Stored data
-- Start --

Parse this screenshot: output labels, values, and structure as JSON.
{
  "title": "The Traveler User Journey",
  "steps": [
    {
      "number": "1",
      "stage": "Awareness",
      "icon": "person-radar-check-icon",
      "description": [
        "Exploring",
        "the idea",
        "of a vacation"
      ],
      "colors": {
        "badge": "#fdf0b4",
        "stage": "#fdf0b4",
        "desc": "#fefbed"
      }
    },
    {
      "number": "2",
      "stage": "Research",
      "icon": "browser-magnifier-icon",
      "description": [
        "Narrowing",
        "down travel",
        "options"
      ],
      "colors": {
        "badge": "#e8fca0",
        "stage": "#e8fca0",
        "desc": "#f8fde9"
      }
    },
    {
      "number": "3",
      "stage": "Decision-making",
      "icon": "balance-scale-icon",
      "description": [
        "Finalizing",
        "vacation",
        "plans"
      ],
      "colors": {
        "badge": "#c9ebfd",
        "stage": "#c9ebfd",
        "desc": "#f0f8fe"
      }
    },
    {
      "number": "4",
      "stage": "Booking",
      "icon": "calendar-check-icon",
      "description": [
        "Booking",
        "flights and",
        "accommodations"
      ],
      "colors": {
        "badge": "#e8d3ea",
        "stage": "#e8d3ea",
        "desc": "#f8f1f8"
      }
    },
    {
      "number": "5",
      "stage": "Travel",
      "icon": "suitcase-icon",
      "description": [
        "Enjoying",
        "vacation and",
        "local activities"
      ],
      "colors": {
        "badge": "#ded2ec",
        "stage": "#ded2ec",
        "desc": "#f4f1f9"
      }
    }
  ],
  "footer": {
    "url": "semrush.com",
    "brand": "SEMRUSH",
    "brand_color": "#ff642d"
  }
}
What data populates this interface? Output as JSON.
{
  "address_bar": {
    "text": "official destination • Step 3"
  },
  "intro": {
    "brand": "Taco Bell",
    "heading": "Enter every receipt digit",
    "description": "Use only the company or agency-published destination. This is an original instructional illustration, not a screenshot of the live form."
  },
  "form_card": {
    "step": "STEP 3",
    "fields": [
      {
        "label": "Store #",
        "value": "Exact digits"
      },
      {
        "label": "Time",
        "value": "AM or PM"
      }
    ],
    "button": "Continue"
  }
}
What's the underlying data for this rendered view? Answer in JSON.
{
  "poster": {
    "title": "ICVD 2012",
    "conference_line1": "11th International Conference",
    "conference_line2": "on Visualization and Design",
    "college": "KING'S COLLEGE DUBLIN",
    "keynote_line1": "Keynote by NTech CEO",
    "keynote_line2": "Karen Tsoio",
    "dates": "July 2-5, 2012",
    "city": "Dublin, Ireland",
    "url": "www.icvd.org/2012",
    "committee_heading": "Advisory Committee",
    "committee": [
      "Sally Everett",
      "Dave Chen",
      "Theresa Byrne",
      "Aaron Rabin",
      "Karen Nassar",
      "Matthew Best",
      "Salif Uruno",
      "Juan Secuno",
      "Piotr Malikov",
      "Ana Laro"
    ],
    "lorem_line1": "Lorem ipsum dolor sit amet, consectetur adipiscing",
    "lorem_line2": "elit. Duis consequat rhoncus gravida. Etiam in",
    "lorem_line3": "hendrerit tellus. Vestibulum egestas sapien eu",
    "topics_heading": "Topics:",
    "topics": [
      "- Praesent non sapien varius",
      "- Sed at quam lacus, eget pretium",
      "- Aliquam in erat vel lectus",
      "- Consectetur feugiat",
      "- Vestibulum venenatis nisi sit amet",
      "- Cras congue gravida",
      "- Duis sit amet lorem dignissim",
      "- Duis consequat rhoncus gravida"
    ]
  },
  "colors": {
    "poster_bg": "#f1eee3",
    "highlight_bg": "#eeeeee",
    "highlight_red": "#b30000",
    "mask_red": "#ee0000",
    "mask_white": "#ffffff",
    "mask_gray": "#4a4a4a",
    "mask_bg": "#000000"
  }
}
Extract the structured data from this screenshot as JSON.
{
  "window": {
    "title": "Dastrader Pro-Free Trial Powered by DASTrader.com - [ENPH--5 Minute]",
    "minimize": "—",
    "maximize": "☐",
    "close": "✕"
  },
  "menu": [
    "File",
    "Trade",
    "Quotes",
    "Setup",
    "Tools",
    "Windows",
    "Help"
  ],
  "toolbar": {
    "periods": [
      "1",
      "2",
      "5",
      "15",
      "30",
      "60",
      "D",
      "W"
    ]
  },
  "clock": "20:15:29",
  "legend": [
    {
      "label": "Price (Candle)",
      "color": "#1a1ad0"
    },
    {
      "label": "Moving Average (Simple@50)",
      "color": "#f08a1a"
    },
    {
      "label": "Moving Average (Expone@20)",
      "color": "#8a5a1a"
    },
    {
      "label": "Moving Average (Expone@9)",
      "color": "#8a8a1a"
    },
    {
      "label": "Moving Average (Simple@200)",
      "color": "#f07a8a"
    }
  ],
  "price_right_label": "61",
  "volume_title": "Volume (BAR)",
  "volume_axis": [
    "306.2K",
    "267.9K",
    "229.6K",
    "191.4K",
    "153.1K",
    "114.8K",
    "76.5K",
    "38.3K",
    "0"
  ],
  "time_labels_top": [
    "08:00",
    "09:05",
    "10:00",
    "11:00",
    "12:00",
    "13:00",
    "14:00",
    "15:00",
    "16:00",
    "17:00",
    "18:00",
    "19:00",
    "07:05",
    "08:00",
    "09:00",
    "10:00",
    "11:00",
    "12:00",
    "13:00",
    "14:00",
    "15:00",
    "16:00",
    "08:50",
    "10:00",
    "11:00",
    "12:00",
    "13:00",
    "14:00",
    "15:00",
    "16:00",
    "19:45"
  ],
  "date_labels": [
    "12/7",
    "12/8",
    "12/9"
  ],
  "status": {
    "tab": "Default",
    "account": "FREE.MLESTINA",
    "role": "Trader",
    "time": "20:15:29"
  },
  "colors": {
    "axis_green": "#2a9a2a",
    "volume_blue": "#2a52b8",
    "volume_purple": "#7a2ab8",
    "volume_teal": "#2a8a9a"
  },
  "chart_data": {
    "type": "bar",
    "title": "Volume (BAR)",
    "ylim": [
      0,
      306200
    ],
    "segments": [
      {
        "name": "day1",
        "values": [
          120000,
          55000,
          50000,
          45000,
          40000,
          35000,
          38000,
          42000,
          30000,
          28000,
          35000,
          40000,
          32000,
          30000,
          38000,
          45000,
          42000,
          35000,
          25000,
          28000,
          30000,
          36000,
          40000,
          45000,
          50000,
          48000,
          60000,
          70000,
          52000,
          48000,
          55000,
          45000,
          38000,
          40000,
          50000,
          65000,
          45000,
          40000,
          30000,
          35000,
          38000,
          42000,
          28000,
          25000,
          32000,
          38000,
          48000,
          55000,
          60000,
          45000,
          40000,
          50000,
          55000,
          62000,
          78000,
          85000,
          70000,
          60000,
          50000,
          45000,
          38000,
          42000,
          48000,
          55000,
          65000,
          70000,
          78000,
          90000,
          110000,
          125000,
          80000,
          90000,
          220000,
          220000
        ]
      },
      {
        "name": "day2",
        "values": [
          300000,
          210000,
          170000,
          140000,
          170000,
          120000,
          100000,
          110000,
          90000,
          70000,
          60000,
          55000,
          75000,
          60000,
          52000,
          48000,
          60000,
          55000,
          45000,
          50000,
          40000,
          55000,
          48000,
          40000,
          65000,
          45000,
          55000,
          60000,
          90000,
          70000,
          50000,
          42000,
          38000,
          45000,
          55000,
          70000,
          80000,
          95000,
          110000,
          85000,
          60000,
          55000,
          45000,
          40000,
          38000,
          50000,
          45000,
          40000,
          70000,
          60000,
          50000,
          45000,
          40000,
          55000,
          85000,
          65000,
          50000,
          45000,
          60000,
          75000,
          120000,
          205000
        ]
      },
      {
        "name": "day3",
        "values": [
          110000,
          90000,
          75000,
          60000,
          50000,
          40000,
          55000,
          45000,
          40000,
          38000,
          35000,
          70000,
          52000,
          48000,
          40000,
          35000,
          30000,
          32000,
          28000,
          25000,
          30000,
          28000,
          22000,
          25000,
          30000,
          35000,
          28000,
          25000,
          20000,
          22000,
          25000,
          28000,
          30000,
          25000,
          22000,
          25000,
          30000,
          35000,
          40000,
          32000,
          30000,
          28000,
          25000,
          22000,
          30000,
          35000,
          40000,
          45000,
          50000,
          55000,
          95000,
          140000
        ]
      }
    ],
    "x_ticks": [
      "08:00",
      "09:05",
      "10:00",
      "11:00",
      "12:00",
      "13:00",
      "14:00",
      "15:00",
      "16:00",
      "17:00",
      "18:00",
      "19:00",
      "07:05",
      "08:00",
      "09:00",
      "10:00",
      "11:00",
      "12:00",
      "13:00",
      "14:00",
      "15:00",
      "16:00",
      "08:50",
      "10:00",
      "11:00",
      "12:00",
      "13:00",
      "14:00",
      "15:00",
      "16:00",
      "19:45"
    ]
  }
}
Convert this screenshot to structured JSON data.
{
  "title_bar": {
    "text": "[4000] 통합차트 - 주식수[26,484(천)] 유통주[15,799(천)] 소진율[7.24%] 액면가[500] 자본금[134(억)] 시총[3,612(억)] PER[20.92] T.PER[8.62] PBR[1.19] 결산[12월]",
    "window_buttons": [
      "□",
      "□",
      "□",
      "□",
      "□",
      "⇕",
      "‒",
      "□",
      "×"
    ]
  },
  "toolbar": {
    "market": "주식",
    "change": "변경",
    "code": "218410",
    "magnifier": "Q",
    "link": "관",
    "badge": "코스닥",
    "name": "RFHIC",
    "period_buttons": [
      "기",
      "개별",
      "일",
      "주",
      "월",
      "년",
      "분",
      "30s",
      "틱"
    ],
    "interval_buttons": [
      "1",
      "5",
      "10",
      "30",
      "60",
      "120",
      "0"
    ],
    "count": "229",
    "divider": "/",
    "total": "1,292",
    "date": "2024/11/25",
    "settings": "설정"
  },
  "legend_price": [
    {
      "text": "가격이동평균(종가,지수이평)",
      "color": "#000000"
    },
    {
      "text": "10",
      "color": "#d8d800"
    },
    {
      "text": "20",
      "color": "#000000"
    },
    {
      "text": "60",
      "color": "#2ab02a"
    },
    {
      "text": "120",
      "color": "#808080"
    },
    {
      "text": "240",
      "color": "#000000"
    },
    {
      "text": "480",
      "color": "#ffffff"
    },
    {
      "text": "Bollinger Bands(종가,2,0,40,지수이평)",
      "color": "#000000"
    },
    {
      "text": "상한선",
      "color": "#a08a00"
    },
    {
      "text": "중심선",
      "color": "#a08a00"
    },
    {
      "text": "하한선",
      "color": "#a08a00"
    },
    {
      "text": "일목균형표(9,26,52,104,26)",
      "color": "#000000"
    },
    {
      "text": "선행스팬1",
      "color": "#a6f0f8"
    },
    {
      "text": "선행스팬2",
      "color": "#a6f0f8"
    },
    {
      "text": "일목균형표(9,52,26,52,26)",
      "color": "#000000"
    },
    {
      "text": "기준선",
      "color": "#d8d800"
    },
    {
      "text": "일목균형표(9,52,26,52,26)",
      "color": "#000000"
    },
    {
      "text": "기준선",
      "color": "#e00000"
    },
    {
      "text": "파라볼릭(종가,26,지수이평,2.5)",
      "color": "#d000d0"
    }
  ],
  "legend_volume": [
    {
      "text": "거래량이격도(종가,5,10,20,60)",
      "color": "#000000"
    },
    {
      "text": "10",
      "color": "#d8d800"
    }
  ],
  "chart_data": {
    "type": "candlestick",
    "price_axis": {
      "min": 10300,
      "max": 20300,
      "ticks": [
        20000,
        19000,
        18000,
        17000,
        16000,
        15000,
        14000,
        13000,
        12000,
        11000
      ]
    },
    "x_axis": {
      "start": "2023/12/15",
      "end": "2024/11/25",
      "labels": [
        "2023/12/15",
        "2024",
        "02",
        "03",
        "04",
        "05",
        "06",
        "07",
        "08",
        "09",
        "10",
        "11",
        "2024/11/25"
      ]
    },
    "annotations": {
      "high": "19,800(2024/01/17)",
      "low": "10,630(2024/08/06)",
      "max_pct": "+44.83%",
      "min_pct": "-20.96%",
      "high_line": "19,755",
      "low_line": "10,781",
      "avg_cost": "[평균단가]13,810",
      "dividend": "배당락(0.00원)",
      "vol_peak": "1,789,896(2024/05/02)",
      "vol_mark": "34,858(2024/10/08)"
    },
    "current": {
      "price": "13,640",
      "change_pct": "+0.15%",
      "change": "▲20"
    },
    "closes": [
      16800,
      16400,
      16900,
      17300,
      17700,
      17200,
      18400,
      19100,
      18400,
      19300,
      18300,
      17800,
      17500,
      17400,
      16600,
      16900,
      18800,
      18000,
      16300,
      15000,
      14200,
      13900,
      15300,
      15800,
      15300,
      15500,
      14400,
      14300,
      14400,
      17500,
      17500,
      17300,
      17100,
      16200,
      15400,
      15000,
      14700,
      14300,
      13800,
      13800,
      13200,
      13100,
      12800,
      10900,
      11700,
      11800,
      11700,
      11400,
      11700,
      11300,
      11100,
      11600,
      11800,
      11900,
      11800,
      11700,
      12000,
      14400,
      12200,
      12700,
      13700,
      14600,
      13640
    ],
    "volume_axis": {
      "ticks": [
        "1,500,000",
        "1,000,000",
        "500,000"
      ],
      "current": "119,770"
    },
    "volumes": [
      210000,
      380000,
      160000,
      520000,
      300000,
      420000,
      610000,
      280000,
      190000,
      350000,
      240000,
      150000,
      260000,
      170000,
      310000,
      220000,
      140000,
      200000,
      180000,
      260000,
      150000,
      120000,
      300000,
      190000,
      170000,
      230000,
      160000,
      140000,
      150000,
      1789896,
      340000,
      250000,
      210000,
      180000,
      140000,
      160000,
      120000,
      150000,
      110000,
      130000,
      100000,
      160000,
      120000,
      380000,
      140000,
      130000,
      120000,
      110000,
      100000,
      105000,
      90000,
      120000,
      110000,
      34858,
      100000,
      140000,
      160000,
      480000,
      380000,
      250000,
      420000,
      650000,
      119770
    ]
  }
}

-- End --

Pick out the lines containing the string "name" and show them.

REPLY TO THE TASK:
        "name": "day1",
        "name": "day2",
        "name": "day3",
    "name": "RFHIC",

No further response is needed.